Stated exercise | Find the lines below that contain the word "slope" and count them. Only the number should be given.

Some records
** Begin **
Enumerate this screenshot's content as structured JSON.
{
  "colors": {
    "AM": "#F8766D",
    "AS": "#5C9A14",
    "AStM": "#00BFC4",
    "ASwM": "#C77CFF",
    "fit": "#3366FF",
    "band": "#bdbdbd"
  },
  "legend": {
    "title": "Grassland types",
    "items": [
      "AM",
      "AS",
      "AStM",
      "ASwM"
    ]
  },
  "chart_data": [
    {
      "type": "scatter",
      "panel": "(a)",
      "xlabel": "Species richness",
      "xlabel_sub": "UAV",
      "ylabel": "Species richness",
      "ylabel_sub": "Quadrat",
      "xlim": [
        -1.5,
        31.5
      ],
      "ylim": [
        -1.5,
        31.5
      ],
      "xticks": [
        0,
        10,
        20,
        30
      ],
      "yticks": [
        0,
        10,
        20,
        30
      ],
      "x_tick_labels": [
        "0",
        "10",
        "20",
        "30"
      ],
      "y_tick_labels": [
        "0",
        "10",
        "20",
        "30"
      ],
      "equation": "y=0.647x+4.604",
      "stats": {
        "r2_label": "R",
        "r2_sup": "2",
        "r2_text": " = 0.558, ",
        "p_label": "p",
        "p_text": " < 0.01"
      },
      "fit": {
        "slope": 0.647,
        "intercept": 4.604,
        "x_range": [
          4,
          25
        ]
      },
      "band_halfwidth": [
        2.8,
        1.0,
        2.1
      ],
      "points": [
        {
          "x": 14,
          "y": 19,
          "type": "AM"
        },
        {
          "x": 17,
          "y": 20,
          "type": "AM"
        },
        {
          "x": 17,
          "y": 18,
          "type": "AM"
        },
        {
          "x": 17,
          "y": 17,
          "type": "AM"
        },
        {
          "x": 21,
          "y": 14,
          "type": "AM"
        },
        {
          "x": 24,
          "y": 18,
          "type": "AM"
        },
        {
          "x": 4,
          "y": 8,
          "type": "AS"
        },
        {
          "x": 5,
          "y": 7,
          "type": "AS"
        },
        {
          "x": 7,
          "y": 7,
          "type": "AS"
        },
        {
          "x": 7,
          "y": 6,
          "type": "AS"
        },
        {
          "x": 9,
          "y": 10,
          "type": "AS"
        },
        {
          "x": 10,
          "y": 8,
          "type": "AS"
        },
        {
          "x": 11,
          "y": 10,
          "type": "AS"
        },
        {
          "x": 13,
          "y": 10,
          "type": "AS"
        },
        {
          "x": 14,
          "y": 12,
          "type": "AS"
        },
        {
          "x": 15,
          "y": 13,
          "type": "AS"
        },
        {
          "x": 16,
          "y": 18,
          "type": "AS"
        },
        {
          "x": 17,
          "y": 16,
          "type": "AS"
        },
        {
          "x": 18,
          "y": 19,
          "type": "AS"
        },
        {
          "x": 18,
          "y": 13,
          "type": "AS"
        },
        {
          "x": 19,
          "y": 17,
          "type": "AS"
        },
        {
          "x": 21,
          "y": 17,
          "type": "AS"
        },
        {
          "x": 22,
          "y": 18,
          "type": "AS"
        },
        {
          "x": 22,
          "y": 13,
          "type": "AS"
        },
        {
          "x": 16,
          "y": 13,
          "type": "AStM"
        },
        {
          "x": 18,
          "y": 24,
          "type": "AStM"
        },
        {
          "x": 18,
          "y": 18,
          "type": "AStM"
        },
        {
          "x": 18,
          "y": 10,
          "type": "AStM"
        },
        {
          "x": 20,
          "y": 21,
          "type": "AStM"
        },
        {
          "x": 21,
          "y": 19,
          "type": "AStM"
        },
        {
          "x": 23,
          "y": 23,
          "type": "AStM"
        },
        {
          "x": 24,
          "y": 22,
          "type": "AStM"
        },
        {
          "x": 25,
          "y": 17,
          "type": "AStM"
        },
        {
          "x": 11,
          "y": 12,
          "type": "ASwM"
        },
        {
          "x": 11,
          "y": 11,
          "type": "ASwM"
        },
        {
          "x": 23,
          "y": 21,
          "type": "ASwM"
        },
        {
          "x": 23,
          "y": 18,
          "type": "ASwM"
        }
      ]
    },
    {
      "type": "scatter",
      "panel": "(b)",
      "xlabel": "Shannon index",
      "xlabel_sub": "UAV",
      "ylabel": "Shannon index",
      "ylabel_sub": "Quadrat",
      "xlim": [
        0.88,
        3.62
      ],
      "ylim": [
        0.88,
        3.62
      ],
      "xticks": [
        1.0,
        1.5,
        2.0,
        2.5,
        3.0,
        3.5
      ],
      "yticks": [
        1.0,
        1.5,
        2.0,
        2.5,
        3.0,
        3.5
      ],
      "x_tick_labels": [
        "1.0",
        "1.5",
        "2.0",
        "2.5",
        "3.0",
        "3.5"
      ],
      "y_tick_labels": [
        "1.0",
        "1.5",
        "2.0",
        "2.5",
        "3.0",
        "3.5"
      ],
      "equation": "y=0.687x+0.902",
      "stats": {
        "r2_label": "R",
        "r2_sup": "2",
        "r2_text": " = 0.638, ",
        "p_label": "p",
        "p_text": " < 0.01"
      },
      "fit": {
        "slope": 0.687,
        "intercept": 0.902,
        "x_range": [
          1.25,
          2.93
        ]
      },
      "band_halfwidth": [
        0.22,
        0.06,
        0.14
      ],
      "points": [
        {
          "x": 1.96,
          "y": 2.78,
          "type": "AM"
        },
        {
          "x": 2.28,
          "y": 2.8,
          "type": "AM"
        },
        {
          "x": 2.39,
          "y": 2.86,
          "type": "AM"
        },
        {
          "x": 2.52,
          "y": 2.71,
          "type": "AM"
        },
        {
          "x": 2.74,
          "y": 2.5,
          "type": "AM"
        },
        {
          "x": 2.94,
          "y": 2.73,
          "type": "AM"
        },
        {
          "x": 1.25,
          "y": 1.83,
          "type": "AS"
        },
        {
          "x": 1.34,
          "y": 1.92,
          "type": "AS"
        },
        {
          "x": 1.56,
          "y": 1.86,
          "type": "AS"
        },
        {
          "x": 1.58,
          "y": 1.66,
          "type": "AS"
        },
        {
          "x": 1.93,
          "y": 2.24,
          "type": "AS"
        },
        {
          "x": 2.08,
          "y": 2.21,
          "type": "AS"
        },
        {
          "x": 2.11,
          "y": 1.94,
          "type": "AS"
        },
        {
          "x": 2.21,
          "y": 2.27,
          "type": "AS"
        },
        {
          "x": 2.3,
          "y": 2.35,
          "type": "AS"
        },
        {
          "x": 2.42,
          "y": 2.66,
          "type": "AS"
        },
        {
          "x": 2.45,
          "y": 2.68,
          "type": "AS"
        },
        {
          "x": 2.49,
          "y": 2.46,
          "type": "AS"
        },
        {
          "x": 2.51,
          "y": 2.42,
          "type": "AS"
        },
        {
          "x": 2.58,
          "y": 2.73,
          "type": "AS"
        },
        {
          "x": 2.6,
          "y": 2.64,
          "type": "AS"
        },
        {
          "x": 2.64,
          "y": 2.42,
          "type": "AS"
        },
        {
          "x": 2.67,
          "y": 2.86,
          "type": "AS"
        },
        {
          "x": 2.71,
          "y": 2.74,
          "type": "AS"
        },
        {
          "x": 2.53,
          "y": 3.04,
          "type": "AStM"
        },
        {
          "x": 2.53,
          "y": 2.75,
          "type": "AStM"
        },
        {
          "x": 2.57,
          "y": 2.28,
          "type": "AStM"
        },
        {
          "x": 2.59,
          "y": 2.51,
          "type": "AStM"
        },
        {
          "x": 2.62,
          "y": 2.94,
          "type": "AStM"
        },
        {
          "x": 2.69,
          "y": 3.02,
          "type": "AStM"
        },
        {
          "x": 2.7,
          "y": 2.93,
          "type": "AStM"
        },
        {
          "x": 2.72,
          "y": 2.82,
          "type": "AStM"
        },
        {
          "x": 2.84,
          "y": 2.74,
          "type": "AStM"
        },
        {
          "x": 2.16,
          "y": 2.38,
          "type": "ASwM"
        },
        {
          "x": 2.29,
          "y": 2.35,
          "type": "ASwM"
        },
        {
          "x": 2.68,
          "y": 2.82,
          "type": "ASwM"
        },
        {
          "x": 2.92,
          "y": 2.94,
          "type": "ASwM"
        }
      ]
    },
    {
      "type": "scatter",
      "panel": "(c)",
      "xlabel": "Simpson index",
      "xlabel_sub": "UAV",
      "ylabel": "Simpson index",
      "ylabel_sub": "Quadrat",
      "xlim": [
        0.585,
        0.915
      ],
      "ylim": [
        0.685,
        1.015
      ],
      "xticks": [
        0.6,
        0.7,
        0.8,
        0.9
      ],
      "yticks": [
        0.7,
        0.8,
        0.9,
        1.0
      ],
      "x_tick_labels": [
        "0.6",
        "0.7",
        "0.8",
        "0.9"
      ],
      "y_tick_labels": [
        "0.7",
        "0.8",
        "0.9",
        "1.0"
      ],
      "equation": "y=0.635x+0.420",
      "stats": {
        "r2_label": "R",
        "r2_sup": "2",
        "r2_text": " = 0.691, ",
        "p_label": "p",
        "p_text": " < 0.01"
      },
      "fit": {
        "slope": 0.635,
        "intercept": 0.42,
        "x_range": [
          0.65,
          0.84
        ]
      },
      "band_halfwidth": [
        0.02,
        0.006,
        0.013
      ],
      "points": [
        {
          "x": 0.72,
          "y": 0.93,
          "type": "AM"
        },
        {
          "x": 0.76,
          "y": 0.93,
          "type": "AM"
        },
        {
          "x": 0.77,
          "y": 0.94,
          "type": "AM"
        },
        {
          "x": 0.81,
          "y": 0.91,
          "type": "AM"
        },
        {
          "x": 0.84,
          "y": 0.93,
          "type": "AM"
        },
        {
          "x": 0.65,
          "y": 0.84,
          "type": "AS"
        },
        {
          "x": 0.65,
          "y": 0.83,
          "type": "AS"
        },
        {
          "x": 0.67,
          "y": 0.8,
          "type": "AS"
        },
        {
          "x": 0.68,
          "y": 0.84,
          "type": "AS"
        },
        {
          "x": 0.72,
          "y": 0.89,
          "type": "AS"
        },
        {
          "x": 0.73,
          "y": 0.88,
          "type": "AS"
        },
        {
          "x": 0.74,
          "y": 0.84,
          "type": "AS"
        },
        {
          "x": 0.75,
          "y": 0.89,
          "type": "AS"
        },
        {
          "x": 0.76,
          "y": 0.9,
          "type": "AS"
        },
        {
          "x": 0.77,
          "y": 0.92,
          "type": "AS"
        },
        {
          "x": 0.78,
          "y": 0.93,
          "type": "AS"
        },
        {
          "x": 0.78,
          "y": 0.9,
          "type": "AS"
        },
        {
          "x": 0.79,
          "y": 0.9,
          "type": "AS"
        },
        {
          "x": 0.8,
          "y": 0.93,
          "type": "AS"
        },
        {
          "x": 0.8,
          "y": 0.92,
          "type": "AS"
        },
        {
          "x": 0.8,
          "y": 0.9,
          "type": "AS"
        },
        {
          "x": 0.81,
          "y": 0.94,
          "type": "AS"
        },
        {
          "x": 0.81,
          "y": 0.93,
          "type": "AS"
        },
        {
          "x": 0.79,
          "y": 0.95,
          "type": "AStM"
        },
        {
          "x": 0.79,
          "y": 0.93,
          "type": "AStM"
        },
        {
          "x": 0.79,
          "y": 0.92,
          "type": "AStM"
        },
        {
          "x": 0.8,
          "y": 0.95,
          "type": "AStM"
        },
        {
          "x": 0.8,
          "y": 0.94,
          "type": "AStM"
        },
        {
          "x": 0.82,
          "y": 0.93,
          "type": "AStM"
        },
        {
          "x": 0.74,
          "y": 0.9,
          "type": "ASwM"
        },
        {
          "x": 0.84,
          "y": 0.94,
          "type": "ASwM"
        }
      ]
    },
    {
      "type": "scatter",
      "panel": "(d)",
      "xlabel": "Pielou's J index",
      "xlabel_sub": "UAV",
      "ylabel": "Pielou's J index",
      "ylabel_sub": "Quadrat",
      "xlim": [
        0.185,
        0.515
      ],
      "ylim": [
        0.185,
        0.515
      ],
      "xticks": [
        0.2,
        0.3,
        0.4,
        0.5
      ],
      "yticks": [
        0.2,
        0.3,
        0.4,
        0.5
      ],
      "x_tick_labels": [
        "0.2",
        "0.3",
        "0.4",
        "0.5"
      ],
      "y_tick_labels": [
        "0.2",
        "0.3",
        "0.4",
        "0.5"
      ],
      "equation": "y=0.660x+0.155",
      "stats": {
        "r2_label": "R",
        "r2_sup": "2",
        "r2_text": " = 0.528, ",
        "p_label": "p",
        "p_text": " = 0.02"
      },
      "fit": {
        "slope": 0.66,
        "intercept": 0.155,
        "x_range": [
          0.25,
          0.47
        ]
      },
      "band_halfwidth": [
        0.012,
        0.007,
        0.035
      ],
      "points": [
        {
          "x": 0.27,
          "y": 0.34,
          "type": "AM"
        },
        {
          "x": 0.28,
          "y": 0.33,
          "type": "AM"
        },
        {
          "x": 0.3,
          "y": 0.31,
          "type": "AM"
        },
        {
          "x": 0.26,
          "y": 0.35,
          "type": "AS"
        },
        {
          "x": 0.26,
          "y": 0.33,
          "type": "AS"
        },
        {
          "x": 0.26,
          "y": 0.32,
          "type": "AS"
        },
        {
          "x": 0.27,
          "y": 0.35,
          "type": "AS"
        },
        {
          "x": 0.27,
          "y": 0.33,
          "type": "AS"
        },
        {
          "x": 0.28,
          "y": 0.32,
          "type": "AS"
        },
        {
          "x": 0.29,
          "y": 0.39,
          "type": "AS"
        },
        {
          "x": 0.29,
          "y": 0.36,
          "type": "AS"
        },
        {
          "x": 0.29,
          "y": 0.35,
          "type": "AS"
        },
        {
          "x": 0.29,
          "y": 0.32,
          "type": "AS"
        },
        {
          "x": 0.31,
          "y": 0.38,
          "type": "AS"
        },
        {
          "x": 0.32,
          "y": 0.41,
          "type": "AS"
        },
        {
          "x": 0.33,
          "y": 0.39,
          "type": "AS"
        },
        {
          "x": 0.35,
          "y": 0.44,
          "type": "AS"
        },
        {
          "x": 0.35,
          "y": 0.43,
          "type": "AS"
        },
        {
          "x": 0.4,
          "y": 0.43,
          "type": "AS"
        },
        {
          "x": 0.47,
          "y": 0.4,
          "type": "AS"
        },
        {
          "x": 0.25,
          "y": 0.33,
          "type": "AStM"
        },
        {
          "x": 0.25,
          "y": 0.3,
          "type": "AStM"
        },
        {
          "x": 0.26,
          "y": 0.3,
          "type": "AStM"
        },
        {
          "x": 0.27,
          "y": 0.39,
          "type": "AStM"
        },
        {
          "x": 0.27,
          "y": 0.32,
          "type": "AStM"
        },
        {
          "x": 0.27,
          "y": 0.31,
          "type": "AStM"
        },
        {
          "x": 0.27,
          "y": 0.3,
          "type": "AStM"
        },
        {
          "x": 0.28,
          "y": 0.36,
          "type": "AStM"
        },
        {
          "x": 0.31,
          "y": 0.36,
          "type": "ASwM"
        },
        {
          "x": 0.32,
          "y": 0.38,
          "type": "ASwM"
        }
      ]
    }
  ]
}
** End **
Finished answer | 4